Element and region data
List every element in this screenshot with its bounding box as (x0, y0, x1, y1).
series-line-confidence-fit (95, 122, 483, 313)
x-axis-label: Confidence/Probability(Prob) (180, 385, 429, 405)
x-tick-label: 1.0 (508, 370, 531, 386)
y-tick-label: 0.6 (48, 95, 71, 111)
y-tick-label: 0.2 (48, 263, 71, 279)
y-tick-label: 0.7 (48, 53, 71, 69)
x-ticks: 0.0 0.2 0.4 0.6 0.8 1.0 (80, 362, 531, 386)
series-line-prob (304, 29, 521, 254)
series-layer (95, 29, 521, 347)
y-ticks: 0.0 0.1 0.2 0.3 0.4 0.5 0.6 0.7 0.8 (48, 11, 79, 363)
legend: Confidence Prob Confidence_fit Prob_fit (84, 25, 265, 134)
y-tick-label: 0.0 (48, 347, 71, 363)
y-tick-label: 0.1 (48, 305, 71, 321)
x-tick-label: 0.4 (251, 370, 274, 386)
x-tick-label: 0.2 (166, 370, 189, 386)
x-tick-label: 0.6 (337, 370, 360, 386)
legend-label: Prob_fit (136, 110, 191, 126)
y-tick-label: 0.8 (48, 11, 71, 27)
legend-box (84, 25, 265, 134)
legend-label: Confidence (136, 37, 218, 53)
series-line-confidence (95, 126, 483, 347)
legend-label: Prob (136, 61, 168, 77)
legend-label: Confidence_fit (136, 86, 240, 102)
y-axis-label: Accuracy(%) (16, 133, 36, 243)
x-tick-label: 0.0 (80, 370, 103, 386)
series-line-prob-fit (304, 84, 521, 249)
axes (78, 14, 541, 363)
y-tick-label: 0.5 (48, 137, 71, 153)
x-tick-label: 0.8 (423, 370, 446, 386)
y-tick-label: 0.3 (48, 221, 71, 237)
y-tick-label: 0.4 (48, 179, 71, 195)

**TASK REQUIREMENTS:** Reproduce every line of the records above, word for word.

**ANSWER TO THIS PROBLEM:**
List every element in this screenshot with its bounding box as (x0, y0, x1, y1).
series-line-confidence-fit (95, 122, 483, 313)
x-axis-label: Confidence/Probability(Prob) (180, 385, 429, 405)
x-tick-label: 1.0 (508, 370, 531, 386)
y-tick-label: 0.6 (48, 95, 71, 111)
y-tick-label: 0.2 (48, 263, 71, 279)
y-tick-label: 0.7 (48, 53, 71, 69)
x-ticks: 0.0 0.2 0.4 0.6 0.8 1.0 (80, 362, 531, 386)
series-line-prob (304, 29, 521, 254)
series-layer (95, 29, 521, 347)
y-ticks: 0.0 0.1 0.2 0.3 0.4 0.5 0.6 0.7 0.8 (48, 11, 79, 363)
legend: Confidence Prob Confidence_fit Prob_fit (84, 25, 265, 134)
y-tick-label: 0.0 (48, 347, 71, 363)
y-tick-label: 0.1 (48, 305, 71, 321)
x-tick-label: 0.4 (251, 370, 274, 386)
x-tick-label: 0.2 (166, 370, 189, 386)
x-tick-label: 0.6 (337, 370, 360, 386)
legend-label: Prob_fit (136, 110, 191, 126)
y-tick-label: 0.8 (48, 11, 71, 27)
legend-box (84, 25, 265, 134)
legend-label: Confidence (136, 37, 218, 53)
series-line-confidence (95, 126, 483, 347)
legend-label: Prob (136, 61, 168, 77)
legend-label: Confidence_fit (136, 86, 240, 102)
y-axis-label: Accuracy(%) (16, 133, 36, 243)
x-tick-label: 0.0 (80, 370, 103, 386)
series-line-prob-fit (304, 84, 521, 249)
axes (78, 14, 541, 363)
y-tick-label: 0.5 (48, 137, 71, 153)
x-tick-label: 0.8 (423, 370, 446, 386)
y-tick-label: 0.3 (48, 221, 71, 237)
y-tick-label: 0.4 (48, 179, 71, 195)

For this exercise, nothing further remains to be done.